## BEGIN Material to process

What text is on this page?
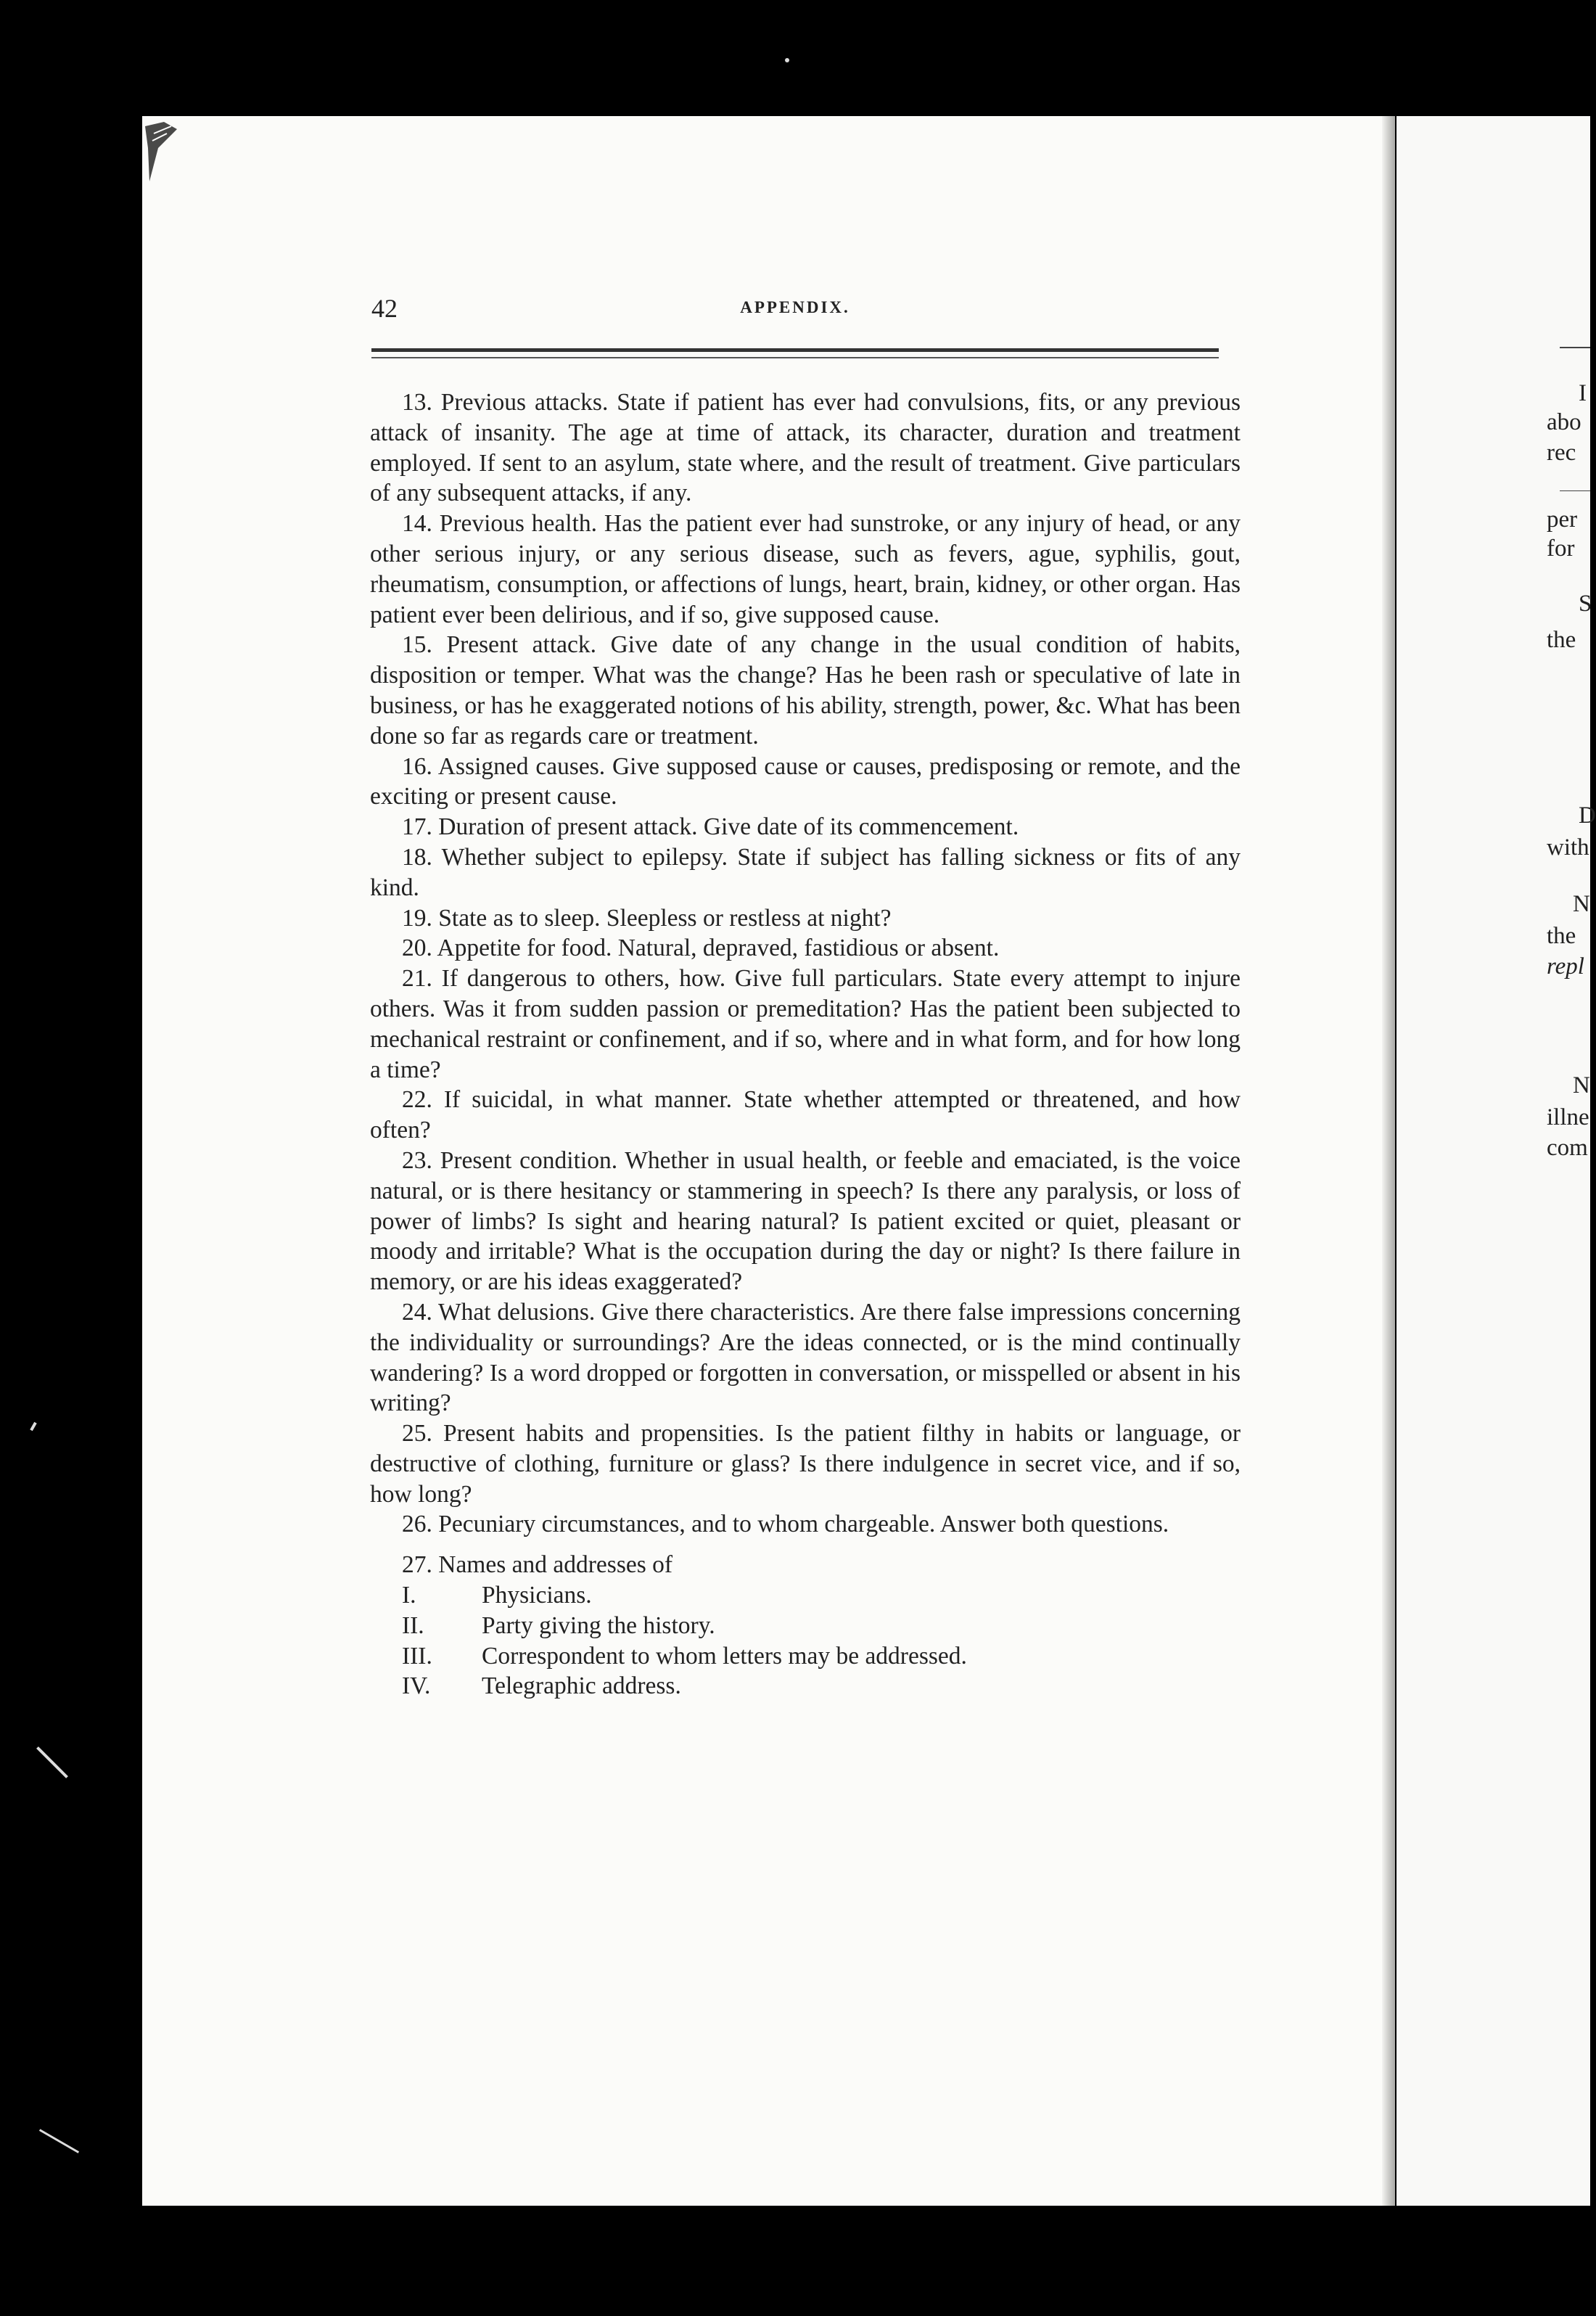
42	APPENDIX.

13. Previous attacks. State if patient has ever had convulsions, fits, or any previous attack of insanity. The age at time of attack, its character, duration and treatment employed. If sent to an asylum, state where, and the result of treatment. Give particulars of any subsequent attacks, if any.

14. Previous health. Has the patient ever had sunstroke, or any injury of head, or any other serious injury, or any serious disease, such as fevers, ague, syphilis, gout, rheumatism, consumption, or affections of lungs, heart, brain, kidney, or other organ. Has patient ever been delirious, and if so, give supposed cause.

15. Present attack. Give date of any change in the usual condition of habits, disposition or temper. What was the change? Has he been rash or speculative of late in business, or has he exaggerated notions of his ability, strength, power, &c. What has been done so far as regards care or treatment.

16. Assigned causes. Give supposed cause or causes, predisposing or remote, and the exciting or present cause.

17. Duration of present attack. Give date of its commencement.

18. Whether subject to epilepsy. State if subject has falling sickness or fits of any kind.

19. State as to sleep. Sleepless or restless at night?

20. Appetite for food. Natural, depraved, fastidious or absent.

21. If dangerous to others, how. Give full particulars. State every attempt to injure others. Was it from sudden passion or premeditation? Has the patient been subjected to mechanical restraint or confinement, and if so, where and in what form, and for how long a time?

22. If suicidal, in what manner. State whether attempted or threatened, and how often?

23. Present condition. Whether in usual health, or feeble and emaciated, is the voice natural, or is there hesitancy or stammering in speech? Is there any paralysis, or loss of power of limbs? Is sight and hearing natural? Is patient excited or quiet, pleasant or moody and irritable? What is the occupation during the day or night? Is there failure in memory, or are his ideas exaggerated?

24. What delusions. Give there characteristics. Are there false impressions concerning the individuality or surroundings? Are the ideas connected, or is the mind continually wandering? Is a word dropped or forgotten in conversation, or misspelled or absent in his writing?

25. Present habits and propensities. Is the patient filthy in habits or language, or destructive of clothing, furniture or glass? Is there indulgence in secret vice, and if so, how long?

26. Pecuniary circumstances, and to whom chargeable. Answer both questions.

27. Names and addresses of

I.	Physicians.
II.	Party giving the history.
III.	Correspondent to whom letters may be addressed.
IV.	Telegraphic address.
I
abo
rec
per
for
S
the
D
with
N
the
repl
N
illne
com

## END Material to process

Written problem: Report the number of lines holding the string "fits", without any other words.

Finished task: 2